◆ Written instruction
Without the pictures, copy the entries below word for word.

◆ Dataset rows
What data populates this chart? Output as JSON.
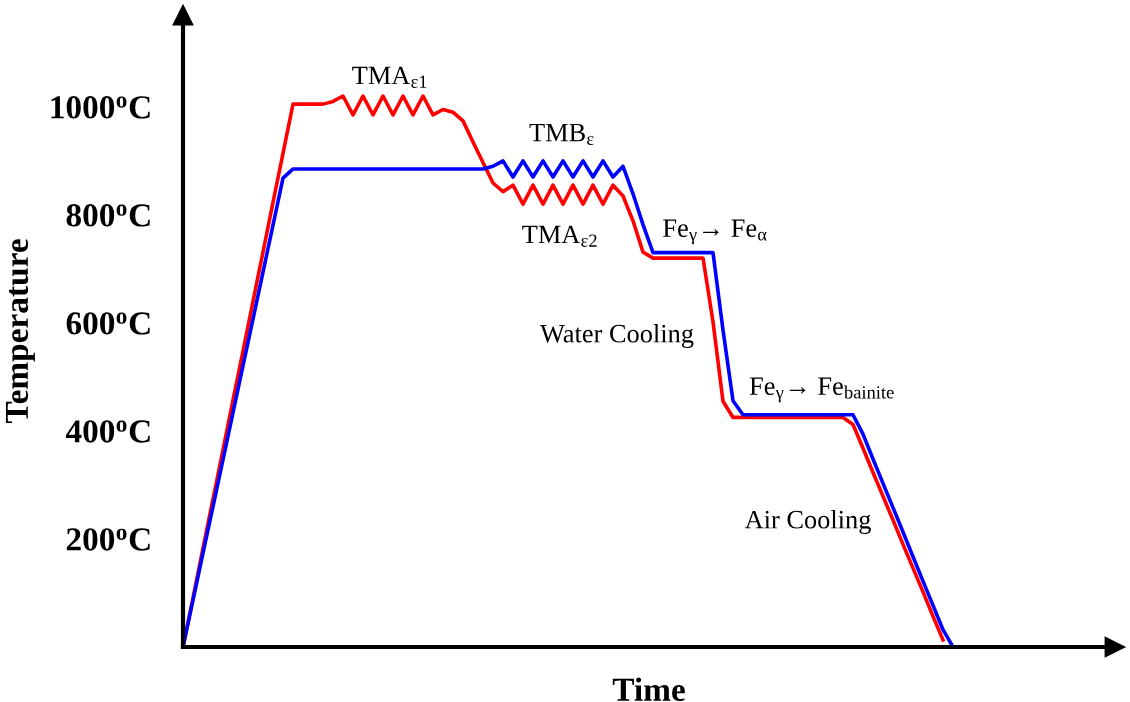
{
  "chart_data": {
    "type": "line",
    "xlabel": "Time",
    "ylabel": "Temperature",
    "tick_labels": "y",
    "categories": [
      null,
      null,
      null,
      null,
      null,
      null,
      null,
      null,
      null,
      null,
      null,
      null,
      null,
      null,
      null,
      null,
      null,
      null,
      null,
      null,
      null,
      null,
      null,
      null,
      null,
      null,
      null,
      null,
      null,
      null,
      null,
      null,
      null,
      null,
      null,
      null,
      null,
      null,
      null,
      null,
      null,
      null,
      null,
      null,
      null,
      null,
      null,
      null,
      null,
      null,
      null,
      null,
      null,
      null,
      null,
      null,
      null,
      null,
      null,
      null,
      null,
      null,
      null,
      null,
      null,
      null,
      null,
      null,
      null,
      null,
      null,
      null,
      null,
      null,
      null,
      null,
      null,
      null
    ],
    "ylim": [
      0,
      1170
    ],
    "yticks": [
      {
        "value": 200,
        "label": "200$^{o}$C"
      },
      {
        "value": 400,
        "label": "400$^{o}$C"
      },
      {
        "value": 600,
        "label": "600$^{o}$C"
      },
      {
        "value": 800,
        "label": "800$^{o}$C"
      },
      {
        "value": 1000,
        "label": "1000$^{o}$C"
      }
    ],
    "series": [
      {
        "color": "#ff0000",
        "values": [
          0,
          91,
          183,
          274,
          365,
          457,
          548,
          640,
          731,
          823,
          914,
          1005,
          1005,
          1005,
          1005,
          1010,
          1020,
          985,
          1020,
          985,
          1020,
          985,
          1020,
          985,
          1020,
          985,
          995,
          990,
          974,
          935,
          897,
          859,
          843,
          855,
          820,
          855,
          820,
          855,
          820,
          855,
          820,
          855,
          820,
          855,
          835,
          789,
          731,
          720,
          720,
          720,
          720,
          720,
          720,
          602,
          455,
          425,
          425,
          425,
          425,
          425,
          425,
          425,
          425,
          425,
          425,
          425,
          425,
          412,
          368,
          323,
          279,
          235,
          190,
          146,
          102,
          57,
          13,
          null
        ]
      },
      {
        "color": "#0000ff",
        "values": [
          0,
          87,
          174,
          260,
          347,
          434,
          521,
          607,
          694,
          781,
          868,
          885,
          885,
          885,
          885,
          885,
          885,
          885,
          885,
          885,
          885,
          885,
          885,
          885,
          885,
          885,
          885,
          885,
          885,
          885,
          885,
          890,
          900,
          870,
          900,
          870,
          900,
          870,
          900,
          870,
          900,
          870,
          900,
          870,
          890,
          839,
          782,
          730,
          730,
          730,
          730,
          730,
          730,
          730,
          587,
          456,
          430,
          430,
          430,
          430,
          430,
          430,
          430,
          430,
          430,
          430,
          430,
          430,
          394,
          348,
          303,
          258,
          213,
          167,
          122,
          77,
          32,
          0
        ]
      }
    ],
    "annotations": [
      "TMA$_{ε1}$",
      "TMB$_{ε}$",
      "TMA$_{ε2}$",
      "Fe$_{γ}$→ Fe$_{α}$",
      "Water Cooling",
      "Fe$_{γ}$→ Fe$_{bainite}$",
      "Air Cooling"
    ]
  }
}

◆ Output for this exercise
What data populates this chart? Output as JSON.
{
  "chart_data": {
    "type": "line",
    "xlabel": "Time",
    "ylabel": "Temperature",
    "tick_labels": "y",
    "categories": [
      null,
      null,
      null,
      null,
      null,
      null,
      null,
      null,
      null,
      null,
      null,
      null,
      null,
      null,
      null,
      null,
      null,
      null,
      null,
      null,
      null,
      null,
      null,
      null,
      null,
      null,
      null,
      null,
      null,
      null,
      null,
      null,
      null,
      null,
      null,
      null,
      null,
      null,
      null,
      null,
      null,
      null,
      null,
      null,
      null,
      null,
      null,
      null,
      null,
      null,
      null,
      null,
      null,
      null,
      null,
      null,
      null,
      null,
      null,
      null,
      null,
      null,
      null,
      null,
      null,
      null,
      null,
      null,
      null,
      null,
      null,
      null,
      null,
      null,
      null,
      null,
      null,
      null
    ],
    "ylim": [
      0,
      1170
    ],
    "yticks": [
      {
        "value": 200,
        "label": "200$^{o}$C"
      },
      {
        "value": 400,
        "label": "400$^{o}$C"
      },
      {
        "value": 600,
        "label": "600$^{o}$C"
      },
      {
        "value": 800,
        "label": "800$^{o}$C"
      },
      {
        "value": 1000,
        "label": "1000$^{o}$C"
      }
    ],
    "series": [
      {
        "color": "#ff0000",
        "values": [
          0,
          91,
          183,
          274,
          365,
          457,
          548,
          640,
          731,
          823,
          914,
          1005,
          1005,
          1005,
          1005,
          1010,
          1020,
          985,
          1020,
          985,
          1020,
          985,
          1020,
          985,
          1020,
          985,
          995,
          990,
          974,
          935,
          897,
          859,
          843,
          855,
          820,
          855,
          820,
          855,
          820,
          855,
          820,
          855,
          820,
          855,
          835,
          789,
          731,
          720,
          720,
          720,
          720,
          720,
          720,
          602,
          455,
          425,
          425,
          425,
          425,
          425,
          425,
          425,
          425,
          425,
          425,
          425,
          425,
          412,
          368,
          323,
          279,
          235,
          190,
          146,
          102,
          57,
          13,
          null
        ]
      },
      {
        "color": "#0000ff",
        "values": [
          0,
          87,
          174,
          260,
          347,
          434,
          521,
          607,
          694,
          781,
          868,
          885,
          885,
          885,
          885,
          885,
          885,
          885,
          885,
          885,
          885,
          885,
          885,
          885,
          885,
          885,
          885,
          885,
          885,
          885,
          885,
          890,
          900,
          870,
          900,
          870,
          900,
          870,
          900,
          870,
          900,
          870,
          900,
          870,
          890,
          839,
          782,
          730,
          730,
          730,
          730,
          730,
          730,
          730,
          587,
          456,
          430,
          430,
          430,
          430,
          430,
          430,
          430,
          430,
          430,
          430,
          430,
          430,
          394,
          348,
          303,
          258,
          213,
          167,
          122,
          77,
          32,
          0
        ]
      }
    ],
    "annotations": [
      "TMA$_{ε1}$",
      "TMB$_{ε}$",
      "TMA$_{ε2}$",
      "Fe$_{γ}$→ Fe$_{α}$",
      "Water Cooling",
      "Fe$_{γ}$→ Fe$_{bainite}$",
      "Air Cooling"
    ]
  }
}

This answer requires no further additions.